Data records
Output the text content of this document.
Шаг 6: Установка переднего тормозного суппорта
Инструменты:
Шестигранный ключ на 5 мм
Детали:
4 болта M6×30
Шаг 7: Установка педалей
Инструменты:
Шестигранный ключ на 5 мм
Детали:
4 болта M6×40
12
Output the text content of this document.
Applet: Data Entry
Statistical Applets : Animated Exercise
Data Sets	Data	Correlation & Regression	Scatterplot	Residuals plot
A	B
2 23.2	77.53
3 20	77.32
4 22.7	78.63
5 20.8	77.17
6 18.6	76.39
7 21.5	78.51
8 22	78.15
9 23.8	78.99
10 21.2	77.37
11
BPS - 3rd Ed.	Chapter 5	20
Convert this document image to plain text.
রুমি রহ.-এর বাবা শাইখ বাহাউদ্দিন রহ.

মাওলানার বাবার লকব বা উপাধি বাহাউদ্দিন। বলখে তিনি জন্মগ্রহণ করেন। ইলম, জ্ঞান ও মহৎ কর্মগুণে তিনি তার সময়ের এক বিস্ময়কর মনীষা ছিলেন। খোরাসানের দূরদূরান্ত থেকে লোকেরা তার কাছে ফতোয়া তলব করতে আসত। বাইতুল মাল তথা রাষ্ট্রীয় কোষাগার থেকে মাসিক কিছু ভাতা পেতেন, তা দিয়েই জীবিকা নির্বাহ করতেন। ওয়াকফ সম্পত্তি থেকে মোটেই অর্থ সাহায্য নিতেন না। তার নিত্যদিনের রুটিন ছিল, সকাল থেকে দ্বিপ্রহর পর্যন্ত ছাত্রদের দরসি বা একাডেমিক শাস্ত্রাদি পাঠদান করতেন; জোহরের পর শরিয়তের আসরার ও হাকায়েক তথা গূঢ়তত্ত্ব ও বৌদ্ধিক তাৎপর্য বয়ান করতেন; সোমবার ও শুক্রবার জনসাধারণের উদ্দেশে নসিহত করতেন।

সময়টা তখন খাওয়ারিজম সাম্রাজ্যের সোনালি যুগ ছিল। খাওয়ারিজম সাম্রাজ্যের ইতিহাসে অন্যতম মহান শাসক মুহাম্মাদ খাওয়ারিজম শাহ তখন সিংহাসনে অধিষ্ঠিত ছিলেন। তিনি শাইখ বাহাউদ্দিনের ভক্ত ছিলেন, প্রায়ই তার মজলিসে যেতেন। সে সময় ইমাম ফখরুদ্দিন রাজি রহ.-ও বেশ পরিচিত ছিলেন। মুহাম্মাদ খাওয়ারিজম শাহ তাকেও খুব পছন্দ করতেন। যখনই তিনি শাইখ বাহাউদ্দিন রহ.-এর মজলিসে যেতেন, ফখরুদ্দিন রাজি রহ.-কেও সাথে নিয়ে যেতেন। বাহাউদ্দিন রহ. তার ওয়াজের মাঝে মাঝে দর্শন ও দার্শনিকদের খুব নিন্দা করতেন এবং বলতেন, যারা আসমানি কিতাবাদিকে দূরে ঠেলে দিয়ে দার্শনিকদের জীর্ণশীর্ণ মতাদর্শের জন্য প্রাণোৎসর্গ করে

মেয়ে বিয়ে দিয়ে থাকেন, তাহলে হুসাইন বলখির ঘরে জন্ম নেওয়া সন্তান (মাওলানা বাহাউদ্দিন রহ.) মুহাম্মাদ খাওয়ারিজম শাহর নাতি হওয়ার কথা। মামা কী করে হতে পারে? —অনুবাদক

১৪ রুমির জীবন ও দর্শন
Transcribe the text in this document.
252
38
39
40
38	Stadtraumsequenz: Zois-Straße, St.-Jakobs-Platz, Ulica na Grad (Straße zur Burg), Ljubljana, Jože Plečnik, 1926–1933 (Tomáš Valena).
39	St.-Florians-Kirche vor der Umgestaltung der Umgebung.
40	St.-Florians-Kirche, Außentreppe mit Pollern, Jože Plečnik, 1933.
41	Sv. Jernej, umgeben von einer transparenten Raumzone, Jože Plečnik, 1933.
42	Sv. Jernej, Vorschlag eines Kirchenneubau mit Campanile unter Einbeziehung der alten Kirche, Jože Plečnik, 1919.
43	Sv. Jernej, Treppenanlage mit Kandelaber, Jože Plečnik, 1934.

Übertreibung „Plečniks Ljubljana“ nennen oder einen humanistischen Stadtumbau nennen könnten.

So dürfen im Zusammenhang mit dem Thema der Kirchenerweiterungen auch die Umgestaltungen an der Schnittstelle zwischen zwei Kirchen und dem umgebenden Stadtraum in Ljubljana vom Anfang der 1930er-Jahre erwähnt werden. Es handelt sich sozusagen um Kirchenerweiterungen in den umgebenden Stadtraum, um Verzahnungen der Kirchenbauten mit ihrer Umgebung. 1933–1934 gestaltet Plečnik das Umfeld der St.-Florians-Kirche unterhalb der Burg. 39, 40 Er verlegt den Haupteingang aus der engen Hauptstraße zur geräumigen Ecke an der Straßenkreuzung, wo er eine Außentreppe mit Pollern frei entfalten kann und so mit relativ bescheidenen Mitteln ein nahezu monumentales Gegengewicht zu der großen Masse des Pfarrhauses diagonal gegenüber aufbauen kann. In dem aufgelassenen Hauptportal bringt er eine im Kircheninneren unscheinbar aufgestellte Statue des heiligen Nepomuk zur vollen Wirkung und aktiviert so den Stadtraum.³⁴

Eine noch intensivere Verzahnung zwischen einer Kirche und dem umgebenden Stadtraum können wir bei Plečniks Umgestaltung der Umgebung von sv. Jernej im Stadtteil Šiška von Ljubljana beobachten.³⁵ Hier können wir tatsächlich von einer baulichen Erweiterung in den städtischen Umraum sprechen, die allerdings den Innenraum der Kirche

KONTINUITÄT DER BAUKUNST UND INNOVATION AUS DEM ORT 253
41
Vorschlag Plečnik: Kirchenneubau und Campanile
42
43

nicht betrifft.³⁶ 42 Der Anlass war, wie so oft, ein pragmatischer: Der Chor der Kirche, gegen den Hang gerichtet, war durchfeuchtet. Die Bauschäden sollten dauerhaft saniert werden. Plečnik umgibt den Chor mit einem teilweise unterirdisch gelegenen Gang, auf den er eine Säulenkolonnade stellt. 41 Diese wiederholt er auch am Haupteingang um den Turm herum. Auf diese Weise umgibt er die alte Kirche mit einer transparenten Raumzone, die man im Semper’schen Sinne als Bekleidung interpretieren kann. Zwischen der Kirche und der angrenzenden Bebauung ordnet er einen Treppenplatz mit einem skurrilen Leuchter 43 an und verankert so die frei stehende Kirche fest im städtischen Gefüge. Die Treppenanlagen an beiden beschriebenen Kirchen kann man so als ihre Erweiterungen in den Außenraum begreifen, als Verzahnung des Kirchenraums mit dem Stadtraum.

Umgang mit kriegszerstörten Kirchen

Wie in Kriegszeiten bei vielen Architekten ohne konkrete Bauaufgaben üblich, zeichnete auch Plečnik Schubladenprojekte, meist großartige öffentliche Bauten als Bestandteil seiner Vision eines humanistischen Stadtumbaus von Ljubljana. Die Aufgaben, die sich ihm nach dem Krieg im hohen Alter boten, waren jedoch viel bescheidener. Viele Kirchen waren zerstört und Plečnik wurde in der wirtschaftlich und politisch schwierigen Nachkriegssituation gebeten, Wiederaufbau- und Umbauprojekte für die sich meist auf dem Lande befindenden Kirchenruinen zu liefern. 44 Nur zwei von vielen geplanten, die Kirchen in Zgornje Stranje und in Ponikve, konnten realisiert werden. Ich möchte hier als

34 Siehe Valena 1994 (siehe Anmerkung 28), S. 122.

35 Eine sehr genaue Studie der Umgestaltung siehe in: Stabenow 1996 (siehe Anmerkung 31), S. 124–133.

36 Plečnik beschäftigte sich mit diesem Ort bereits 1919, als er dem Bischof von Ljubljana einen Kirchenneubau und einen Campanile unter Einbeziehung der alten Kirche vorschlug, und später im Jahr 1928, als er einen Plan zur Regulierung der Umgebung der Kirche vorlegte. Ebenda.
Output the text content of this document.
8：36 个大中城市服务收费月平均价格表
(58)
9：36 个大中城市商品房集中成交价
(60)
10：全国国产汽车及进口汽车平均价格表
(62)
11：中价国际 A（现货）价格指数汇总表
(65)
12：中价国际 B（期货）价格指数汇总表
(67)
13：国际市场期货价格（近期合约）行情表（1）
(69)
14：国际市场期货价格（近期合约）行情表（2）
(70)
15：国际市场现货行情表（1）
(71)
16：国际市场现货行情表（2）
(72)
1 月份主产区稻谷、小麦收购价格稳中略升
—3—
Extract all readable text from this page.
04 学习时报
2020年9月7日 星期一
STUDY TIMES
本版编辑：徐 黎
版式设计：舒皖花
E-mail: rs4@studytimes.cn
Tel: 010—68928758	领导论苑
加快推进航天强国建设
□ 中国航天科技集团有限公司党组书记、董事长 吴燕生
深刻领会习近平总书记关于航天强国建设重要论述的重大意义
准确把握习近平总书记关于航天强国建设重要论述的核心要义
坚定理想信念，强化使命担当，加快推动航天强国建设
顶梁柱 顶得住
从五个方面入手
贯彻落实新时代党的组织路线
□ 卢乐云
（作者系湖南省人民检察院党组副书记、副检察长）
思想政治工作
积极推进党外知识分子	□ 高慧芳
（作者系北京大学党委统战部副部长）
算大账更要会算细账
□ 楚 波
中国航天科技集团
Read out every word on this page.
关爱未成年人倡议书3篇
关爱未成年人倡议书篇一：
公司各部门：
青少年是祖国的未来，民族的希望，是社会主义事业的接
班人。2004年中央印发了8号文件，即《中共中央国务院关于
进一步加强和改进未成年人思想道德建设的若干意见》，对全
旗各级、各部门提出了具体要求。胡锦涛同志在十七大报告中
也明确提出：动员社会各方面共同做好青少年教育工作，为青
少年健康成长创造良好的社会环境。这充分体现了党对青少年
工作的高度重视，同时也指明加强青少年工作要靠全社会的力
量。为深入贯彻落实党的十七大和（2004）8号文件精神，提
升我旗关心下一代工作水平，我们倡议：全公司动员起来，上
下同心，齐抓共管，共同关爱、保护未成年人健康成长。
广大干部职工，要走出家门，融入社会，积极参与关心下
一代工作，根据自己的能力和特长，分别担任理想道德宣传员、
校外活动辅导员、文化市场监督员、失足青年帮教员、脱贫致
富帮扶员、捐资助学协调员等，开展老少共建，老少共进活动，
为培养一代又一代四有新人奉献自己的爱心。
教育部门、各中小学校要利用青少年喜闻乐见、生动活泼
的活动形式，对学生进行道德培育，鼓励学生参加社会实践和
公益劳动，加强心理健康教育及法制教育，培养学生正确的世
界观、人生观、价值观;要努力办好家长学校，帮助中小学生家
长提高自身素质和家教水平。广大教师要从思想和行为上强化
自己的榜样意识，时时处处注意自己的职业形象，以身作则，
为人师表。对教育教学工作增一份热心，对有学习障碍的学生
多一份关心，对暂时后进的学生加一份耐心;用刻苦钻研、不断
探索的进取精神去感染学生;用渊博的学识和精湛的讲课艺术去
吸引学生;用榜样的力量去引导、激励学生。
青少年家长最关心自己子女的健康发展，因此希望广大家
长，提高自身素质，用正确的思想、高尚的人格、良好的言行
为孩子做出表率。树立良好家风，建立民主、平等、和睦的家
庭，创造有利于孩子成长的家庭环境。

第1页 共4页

• **Exercise directions**
Pull out every line in the data above that has the word "page".

• **Solved exercise**
Extract all readable text from this page.
Read out every word on this page.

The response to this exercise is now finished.